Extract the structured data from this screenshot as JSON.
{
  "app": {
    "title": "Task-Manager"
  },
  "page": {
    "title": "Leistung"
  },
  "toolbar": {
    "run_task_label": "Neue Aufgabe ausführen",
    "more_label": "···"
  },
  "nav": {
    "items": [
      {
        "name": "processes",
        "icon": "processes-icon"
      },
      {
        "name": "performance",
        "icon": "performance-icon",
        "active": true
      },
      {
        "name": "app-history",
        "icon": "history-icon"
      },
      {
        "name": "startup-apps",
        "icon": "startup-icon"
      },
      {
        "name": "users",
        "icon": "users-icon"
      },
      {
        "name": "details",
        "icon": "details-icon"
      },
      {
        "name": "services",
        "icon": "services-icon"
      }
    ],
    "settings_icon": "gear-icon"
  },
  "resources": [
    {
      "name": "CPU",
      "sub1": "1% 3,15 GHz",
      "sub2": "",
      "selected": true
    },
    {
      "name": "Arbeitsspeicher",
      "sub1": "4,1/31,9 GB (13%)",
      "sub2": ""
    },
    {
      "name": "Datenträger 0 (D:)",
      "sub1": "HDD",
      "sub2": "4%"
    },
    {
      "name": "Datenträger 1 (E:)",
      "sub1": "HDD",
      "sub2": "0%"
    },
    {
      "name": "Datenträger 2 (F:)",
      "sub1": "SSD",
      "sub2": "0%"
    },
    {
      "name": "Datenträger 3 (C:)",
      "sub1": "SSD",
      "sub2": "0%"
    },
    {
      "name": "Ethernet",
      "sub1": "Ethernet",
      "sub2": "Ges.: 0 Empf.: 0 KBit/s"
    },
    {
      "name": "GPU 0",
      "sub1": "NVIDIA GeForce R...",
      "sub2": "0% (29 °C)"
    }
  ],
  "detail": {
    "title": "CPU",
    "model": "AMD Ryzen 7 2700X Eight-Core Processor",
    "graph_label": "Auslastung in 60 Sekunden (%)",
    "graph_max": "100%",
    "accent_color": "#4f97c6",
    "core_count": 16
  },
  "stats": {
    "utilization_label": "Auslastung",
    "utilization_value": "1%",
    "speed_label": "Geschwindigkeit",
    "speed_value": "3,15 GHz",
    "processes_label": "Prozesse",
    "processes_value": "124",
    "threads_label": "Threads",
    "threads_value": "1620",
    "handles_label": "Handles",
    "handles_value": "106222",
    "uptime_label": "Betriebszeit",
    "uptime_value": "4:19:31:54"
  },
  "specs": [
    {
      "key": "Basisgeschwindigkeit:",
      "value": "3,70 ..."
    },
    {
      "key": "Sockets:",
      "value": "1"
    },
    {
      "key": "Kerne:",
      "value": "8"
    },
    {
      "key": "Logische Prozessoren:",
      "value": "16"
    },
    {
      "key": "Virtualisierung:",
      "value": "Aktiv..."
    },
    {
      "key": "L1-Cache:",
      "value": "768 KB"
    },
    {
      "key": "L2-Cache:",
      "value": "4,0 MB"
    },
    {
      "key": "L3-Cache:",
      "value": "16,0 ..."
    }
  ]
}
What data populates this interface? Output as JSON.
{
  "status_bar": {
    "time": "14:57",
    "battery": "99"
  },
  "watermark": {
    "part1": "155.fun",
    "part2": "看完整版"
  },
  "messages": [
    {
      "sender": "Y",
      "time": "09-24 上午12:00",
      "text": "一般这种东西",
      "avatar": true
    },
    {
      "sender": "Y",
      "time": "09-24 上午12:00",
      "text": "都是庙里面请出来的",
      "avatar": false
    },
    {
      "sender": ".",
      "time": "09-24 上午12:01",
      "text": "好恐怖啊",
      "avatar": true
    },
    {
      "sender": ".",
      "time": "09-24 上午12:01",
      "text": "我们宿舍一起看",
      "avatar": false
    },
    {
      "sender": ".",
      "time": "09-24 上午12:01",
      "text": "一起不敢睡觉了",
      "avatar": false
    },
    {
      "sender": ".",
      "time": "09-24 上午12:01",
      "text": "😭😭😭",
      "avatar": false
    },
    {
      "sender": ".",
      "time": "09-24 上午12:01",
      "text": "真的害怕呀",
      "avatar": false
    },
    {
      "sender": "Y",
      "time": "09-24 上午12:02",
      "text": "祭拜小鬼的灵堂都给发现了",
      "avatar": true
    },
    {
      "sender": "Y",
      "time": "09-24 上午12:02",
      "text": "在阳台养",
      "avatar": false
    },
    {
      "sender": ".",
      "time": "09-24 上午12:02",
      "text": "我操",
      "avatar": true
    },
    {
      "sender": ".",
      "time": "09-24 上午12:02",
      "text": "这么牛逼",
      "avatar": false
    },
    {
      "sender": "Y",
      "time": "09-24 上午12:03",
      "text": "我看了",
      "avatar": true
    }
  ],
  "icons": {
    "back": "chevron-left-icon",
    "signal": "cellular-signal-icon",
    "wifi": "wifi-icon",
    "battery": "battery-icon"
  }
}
# # #
Work to be completed:
Output each record precisely as given.

Answer to the problem:
Extract the structured data from this screenshot as JSON.
{
  "app": {
    "title": "Task-Manager"
  },
  "page": {
    "title": "Leistung"
  },
  "toolbar": {
    "run_task_label": "Neue Aufgabe ausführen",
    "more_label": "···"
  },
  "nav": {
    "items": [
      {
        "name": "processes",
        "icon": "processes-icon"
      },
      {
        "name": "performance",
        "icon": "performance-icon",
        "active": true
      },
      {
        "name": "app-history",
        "icon": "history-icon"
      },
      {
        "name": "startup-apps",
        "icon": "startup-icon"
      },
      {
        "name": "users",
        "icon": "users-icon"
      },
      {
        "name": "details",
        "icon": "details-icon"
      },
      {
        "name": "services",
        "icon": "services-icon"
      }
    ],
    "settings_icon": "gear-icon"
  },
  "resources": [
    {
      "name": "CPU",
      "sub1": "1% 3,15 GHz",
      "sub2": "",
      "selected": true
    },
    {
      "name": "Arbeitsspeicher",
      "sub1": "4,1/31,9 GB (13%)",
      "sub2": ""
    },
    {
      "name": "Datenträger 0 (D:)",
      "sub1": "HDD",
      "sub2": "4%"
    },
    {
      "name": "Datenträger 1 (E:)",
      "sub1": "HDD",
      "sub2": "0%"
    },
    {
      "name": "Datenträger 2 (F:)",
      "sub1": "SSD",
      "sub2": "0%"
    },
    {
      "name": "Datenträger 3 (C:)",
      "sub1": "SSD",
      "sub2": "0%"
    },
    {
      "name": "Ethernet",
      "sub1": "Ethernet",
      "sub2": "Ges.: 0 Empf.: 0 KBit/s"
    },
    {
      "name": "GPU 0",
      "sub1": "NVIDIA GeForce R...",
      "sub2": "0% (29 °C)"
    }
  ],
  "detail": {
    "title": "CPU",
    "model": "AMD Ryzen 7 2700X Eight-Core Processor",
    "graph_label": "Auslastung in 60 Sekunden (%)",
    "graph_max": "100%",
    "accent_color": "#4f97c6",
    "core_count": 16
  },
  "stats": {
    "utilization_label": "Auslastung",
    "utilization_value": "1%",
    "speed_label": "Geschwindigkeit",
    "speed_value": "3,15 GHz",
    "processes_label": "Prozesse",
    "processes_value": "124",
    "threads_label": "Threads",
    "threads_value": "1620",
    "handles_label": "Handles",
    "handles_value": "106222",
    "uptime_label": "Betriebszeit",
    "uptime_value": "4:19:31:54"
  },
  "specs": [
    {
      "key": "Basisgeschwindigkeit:",
      "value": "3,70 ..."
    },
    {
      "key": "Sockets:",
      "value": "1"
    },
    {
      "key": "Kerne:",
      "value": "8"
    },
    {
      "key": "Logische Prozessoren:",
      "value": "16"
    },
    {
      "key": "Virtualisierung:",
      "value": "Aktiv..."
    },
    {
      "key": "L1-Cache:",
      "value": "768 KB"
    },
    {
      "key": "L2-Cache:",
      "value": "4,0 MB"
    },
    {
      "key": "L3-Cache:",
      "value": "16,0 ..."
    }
  ]
}
What data populates this interface? Output as JSON.
{
  "status_bar": {
    "time": "14:57",
    "battery": "99"
  },
  "watermark": {
    "part1": "155.fun",
    "part2": "看完整版"
  },
  "messages": [
    {
      "sender": "Y",
      "time": "09-24 上午12:00",
      "text": "一般这种东西",
      "avatar": true
    },
    {
      "sender": "Y",
      "time": "09-24 上午12:00",
      "text": "都是庙里面请出来的",
      "avatar": false
    },
    {
      "sender": ".",
      "time": "09-24 上午12:01",
      "text": "好恐怖啊",
      "avatar": true
    },
    {
      "sender": ".",
      "time": "09-24 上午12:01",
      "text": "我们宿舍一起看",
      "avatar": false
    },
    {
      "sender": ".",
      "time": "09-24 上午12:01",
      "text": "一起不敢睡觉了",
      "avatar": false
    },
    {
      "sender": ".",
      "time": "09-24 上午12:01",
      "text": "😭😭😭",
      "avatar": false
    },
    {
      "sender": ".",
      "time": "09-24 上午12:01",
      "text": "真的害怕呀",
      "avatar": false
    },
    {
      "sender": "Y",
      "time": "09-24 上午12:02",
      "text": "祭拜小鬼的灵堂都给发现了",
      "avatar": true
    },
    {
      "sender": "Y",
      "time": "09-24 上午12:02",
      "text": "在阳台养",
      "avatar": false
    },
    {
      "sender": ".",
      "time": "09-24 上午12:02",
      "text": "我操",
      "avatar": true
    },
    {
      "sender": ".",
      "time": "09-24 上午12:02",
      "text": "这么牛逼",
      "avatar": false
    },
    {
      "sender": "Y",
      "time": "09-24 上午12:03",
      "text": "我看了",
      "avatar": true
    }
  ],
  "icons": {
    "back": "chevron-left-icon",
    "signal": "cellular-signal-icon",
    "wifi": "wifi-icon",
    "battery": "battery-icon"
  }
}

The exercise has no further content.